Comb through the entries for "upper" and pull out each line that holds it.

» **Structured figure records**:
☆ ☆ ☆ ☆ ☆ ☆ ☆
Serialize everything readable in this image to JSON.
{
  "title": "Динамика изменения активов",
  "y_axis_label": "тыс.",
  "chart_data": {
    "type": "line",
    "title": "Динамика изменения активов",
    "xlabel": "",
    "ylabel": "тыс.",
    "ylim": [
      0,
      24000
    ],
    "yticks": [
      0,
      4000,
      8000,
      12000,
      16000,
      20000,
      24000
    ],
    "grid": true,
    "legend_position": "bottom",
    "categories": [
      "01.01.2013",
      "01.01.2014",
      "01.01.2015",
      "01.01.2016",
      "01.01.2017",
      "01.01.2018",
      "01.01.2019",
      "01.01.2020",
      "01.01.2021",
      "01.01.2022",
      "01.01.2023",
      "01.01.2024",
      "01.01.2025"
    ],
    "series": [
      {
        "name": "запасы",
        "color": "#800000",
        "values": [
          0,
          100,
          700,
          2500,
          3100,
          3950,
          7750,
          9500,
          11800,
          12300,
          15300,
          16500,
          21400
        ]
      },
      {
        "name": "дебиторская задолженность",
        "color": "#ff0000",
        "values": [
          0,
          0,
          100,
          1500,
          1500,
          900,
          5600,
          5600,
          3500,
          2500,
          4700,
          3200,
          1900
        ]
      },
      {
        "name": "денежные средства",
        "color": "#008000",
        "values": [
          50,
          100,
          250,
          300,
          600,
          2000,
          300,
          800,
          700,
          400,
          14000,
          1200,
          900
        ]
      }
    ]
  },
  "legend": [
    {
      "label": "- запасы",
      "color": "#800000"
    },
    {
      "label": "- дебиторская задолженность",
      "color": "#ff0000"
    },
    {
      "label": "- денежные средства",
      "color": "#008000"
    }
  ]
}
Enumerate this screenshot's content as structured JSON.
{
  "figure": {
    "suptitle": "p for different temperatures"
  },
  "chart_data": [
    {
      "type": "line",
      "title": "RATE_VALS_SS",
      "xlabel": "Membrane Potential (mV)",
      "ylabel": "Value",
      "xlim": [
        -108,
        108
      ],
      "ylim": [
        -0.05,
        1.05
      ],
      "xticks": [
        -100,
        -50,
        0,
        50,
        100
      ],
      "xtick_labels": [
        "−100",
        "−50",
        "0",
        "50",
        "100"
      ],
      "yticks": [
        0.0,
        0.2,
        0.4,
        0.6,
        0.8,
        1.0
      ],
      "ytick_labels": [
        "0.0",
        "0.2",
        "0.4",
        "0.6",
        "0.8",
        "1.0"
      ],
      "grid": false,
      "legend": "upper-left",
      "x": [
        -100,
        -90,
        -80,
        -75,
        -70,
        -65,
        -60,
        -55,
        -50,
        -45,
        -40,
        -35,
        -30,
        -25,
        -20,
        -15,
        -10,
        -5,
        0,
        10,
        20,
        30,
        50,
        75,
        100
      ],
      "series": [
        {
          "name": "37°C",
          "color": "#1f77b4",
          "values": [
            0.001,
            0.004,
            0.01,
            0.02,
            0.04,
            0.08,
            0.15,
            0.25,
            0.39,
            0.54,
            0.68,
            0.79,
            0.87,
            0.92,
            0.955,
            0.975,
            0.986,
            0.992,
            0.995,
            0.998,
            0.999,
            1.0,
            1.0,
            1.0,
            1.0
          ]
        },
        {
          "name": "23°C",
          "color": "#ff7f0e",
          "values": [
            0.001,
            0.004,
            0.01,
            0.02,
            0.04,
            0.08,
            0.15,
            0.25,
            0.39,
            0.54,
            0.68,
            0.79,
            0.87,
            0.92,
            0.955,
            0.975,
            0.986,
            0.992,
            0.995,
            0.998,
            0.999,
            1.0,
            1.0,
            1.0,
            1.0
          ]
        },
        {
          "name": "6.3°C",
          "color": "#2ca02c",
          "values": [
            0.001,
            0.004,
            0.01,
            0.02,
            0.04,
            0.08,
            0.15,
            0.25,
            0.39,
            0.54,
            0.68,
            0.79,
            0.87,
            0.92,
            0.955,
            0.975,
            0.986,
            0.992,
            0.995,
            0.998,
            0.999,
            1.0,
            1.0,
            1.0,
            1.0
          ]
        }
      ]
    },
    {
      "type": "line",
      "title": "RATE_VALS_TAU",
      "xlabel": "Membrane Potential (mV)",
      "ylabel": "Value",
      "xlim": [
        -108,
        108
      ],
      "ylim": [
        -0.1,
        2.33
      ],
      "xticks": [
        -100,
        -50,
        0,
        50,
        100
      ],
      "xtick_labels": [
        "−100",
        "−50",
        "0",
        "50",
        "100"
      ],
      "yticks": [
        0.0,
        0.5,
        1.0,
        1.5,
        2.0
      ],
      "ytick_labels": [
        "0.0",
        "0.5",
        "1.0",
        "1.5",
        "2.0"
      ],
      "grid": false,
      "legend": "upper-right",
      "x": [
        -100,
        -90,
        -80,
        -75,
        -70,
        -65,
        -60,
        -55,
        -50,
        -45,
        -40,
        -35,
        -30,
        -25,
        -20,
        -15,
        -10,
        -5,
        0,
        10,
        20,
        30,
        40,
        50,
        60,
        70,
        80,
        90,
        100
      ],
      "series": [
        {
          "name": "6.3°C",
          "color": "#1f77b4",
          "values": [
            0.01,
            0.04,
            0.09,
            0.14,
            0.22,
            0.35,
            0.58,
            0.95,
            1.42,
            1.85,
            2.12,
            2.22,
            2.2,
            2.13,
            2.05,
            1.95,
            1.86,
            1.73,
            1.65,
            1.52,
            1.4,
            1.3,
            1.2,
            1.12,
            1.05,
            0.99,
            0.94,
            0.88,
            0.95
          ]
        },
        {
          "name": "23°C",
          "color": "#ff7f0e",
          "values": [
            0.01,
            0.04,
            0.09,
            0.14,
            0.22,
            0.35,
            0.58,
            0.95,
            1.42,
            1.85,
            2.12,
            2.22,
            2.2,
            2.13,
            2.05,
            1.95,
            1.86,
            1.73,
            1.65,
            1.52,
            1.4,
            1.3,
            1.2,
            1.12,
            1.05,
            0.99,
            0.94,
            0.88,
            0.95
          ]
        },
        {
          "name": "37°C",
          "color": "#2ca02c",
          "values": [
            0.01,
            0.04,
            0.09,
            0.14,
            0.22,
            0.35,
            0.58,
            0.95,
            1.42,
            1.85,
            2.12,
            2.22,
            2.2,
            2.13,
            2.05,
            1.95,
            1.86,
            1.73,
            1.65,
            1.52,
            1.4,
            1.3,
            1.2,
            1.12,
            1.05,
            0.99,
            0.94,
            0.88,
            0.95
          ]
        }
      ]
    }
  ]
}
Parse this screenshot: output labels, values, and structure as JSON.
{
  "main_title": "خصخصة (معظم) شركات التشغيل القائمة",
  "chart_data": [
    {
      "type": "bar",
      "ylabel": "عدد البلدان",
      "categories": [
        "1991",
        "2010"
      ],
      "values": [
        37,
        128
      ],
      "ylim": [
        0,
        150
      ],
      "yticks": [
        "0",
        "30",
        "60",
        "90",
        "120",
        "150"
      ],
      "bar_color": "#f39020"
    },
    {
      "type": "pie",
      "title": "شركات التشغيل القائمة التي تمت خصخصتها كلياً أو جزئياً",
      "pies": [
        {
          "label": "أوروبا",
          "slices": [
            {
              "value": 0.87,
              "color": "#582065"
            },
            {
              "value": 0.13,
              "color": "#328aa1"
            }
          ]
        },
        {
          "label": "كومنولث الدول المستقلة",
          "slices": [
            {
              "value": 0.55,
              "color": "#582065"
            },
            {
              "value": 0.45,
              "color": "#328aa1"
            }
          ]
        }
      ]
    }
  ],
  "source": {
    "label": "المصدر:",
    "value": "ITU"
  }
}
☆ ☆ ☆ ☆ ☆ ☆ ☆
» **Answer below**:
      "legend": "upper-left",
      "legend": "upper-right",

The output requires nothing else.